SOURCE MATERIAL.
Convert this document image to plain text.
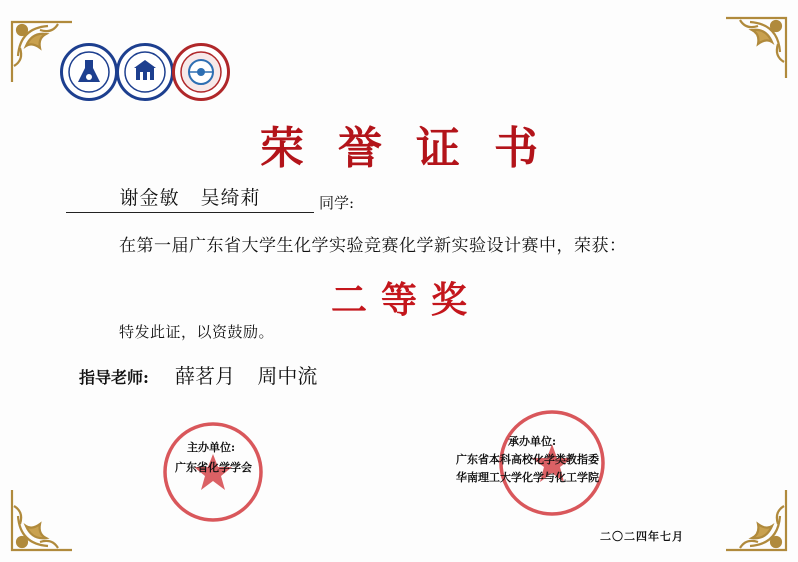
荣誉证书
谢金敏 吴绮莉	同学:
在第一届广东省大学生化学实验竞赛化学新实验设计赛中，荣获：
二等奖
特发此证，以资鼓励。
指导老师: 薛茗月 周中流
主办单位:
广东省化学学会
承办单位:
广东省本科高校化学类教指委
华南理工大学化学与化工学院
二〇二四年七月
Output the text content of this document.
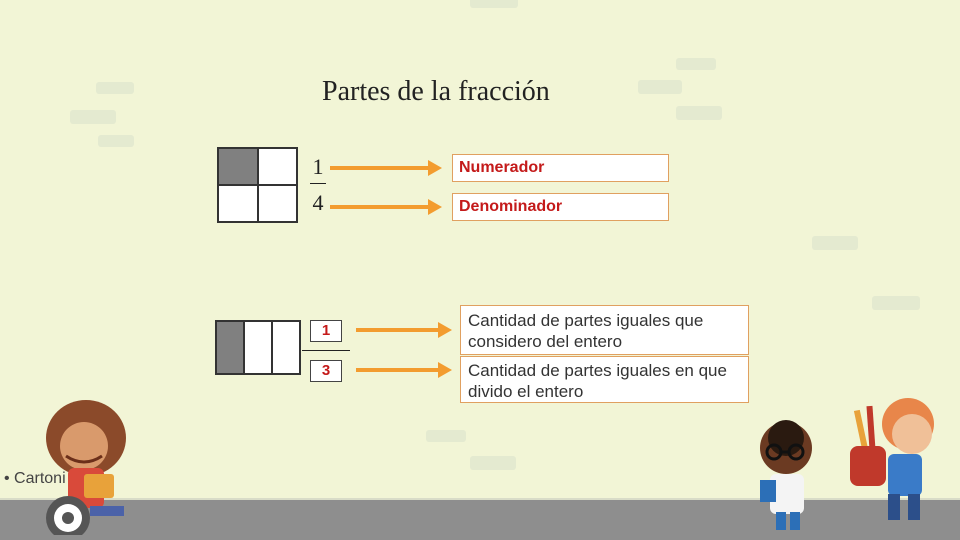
Partes de la fracción
1
4
Numerador
Denominador
1
3
Cantidad de partes iguales que considero del entero
Cantidad de partes iguales en que divido el entero
• Cartoni
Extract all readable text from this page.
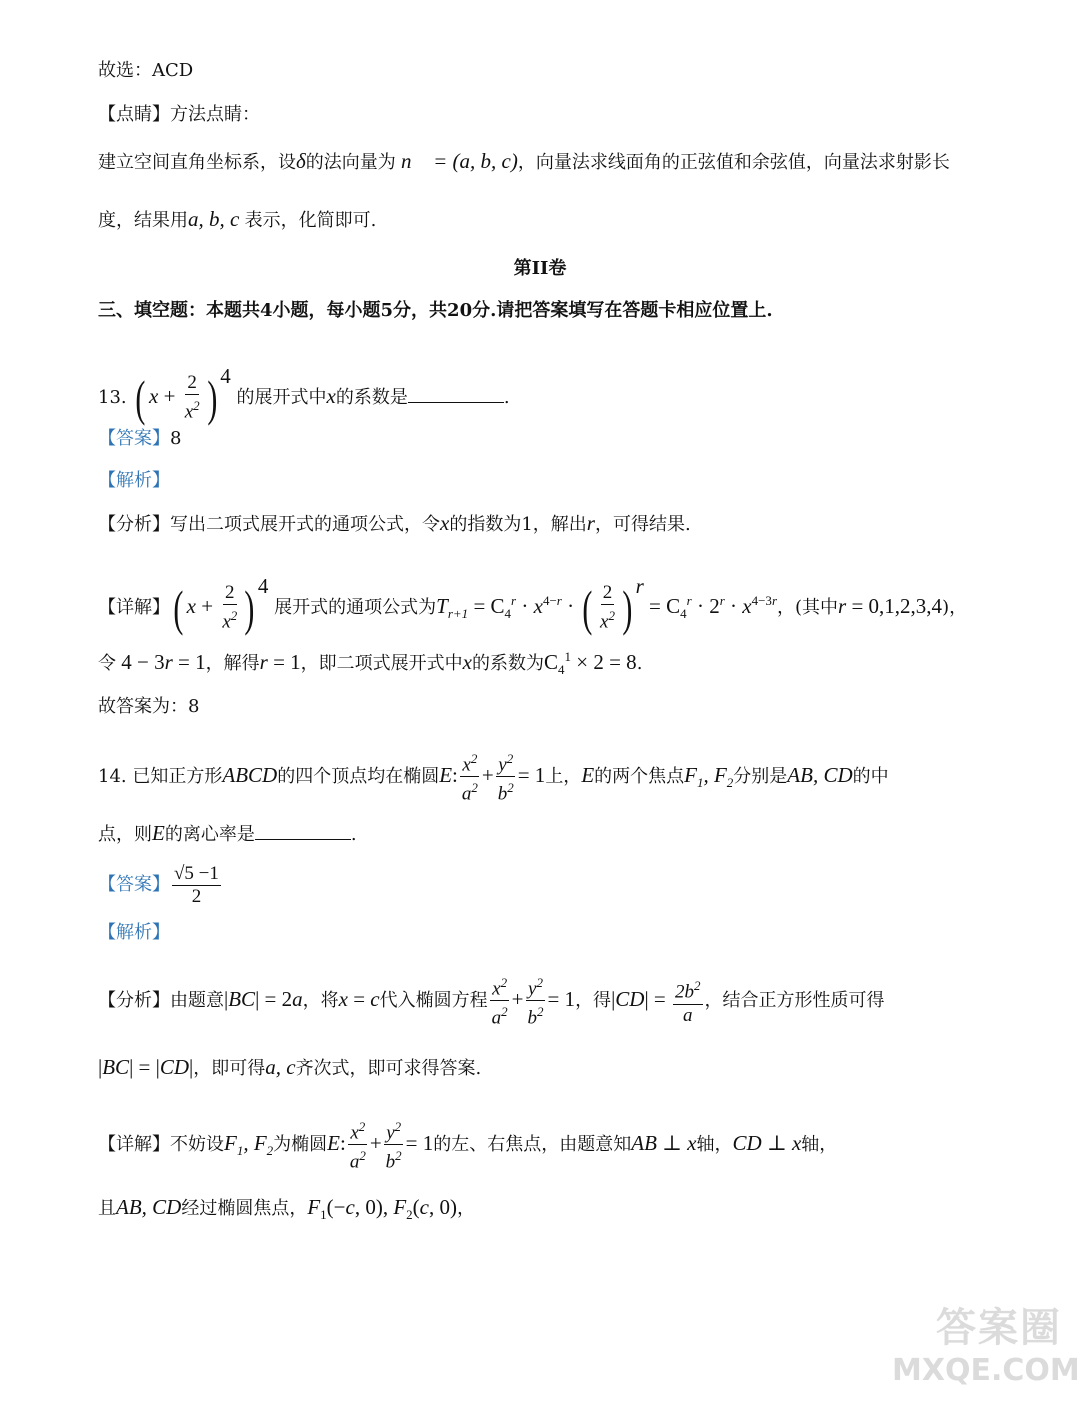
故选：ACD
【点睛】方法点睛：
建立空间直角坐标系，设δ的法向量为 n⃗ = (a, b, c)，向量法求线面角的正弦值和余弦值，向量法求射影长
度，结果用a, b, c 表示，化简即可.
第II卷
三、填空题：本题共4小题，每小题5分，共20分.请把答案填写在答题卡相应位置上.
13. ( $x + \frac{2}{x^2}$ ) $^4$ 的展开式中x的系数是	.
【答案】8
【解析】
【分析】写出二项式展开式的通项公式，令x的指数为1，解出r，可得结果.
【详解】( $x + \frac{2}{x^2}$ ) $^4$ 展开式的通项公式为$T_{r+1} = C_4^r \cdot x^{4-r}$ · ( $\frac{2}{x^2}$ ) $^r = C_4^r \cdot 2^r \cdot x^{4-3r}$，(其中r = 0,1,2,3,4)，
令 4 − 3r = 1，解得r = 1，即二项式展开式中x的系数为$C_4^1 \times 2 = 8$.
故答案为：8
14. 已知正方形ABCD的四个顶点均在椭圆E: $\frac{x^2}{a^2} + \frac{y^2}{b^2} = 1$上，E的两个焦点$F_1$, $F_2$分别是AB, CD的中
点，则E的离心率是	.
【答案】 $\frac{√5 -1}{2}$
【解析】
【分析】由题意|BC| = 2a，将x = c代入椭圆方程 $\frac{x^2}{a^2} + \frac{y^2}{b^2} = 1$，得$|CD| = \frac{2b^2}{a}$ ，结合正方形性质可得
|BC| = |CD|，即可得a, c齐次式，即可求得答案.
【详解】不妨设$F_1$, $F_2$为椭圆E: $\frac{x^2}{a^2} + \frac{y^2}{b^2} = 1$的左、右焦点，由题意知AB ⊥ x轴，CD ⊥ x轴，
且AB, CD经过椭圆焦点，$F_1(-c$, 0), $F_2(c$, 0)，
答案圈
MXQE.COM
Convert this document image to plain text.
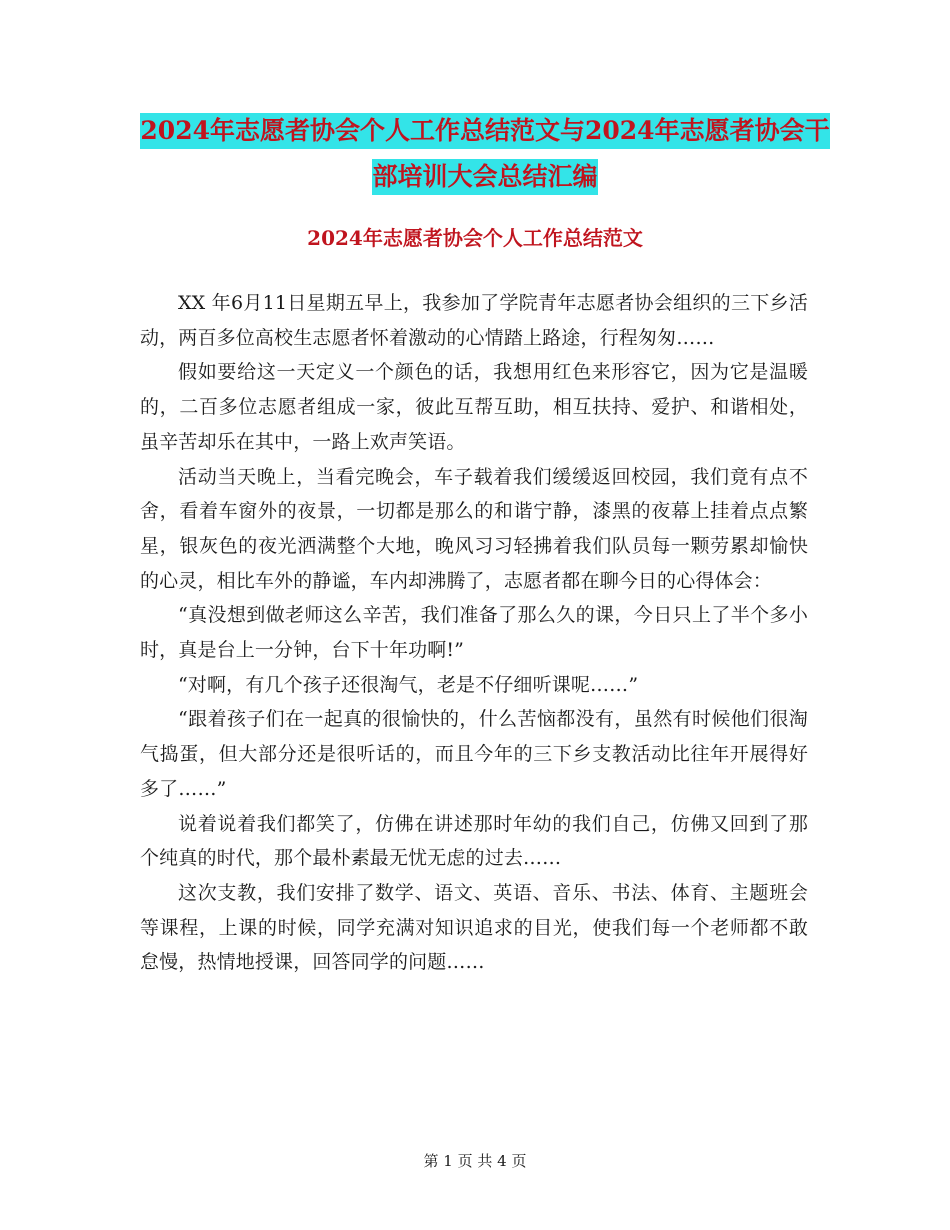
2024年志愿者协会个人工作总结范文与2024年志愿者协会干部培训大会总结汇编
2024年志愿者协会个人工作总结范文

XX 年6月11日星期五早上，我参加了学院青年志愿者协会组织的三下乡活动，两百多位高校生志愿者怀着激动的心情踏上路途，行程匆匆……

假如要给这一天定义一个颜色的话，我想用红色来形容它，因为它是温暖的，二百多位志愿者组成一家，彼此互帮互助，相互扶持、爱护、和谐相处，虽辛苦却乐在其中，一路上欢声笑语。

活动当天晚上，当看完晚会，车子载着我们缓缓返回校园，我们竟有点不舍，看着车窗外的夜景，一切都是那么的和谐宁静，漆黑的夜幕上挂着点点繁星，银灰色的夜光洒满整个大地，晚风习习轻拂着我们队员每一颗劳累却愉快的心灵，相比车外的静谧，车内却沸腾了，志愿者都在聊今日的心得体会：

“真没想到做老师这么辛苦，我们准备了那么久的课，今日只上了半个多小时，真是台上一分钟，台下十年功啊!”

“对啊，有几个孩子还很淘气，老是不仔细听课呢……”

“跟着孩子们在一起真的很愉快的，什么苦恼都没有，虽然有时候他们很淘气捣蛋，但大部分还是很听话的，而且今年的三下乡支教活动比往年开展得好多了……”

说着说着我们都笑了，仿佛在讲述那时年幼的我们自己，仿佛又回到了那个纯真的时代，那个最朴素最无忧无虑的过去……

这次支教，我们安排了数学、语文、英语、音乐、书法、体育、主题班会等课程，上课的时候，同学充满对知识追求的目光，使我们每一个老师都不敢怠慢，热情地授课，回答同学的问题……

第 1 页 共 4 页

DO THIS. In the listing above, find each line with the word "entero" and copy it.

RESPONSE.
Cantidad de partes iguales que considero del entero
Cantidad de partes iguales en que divido el entero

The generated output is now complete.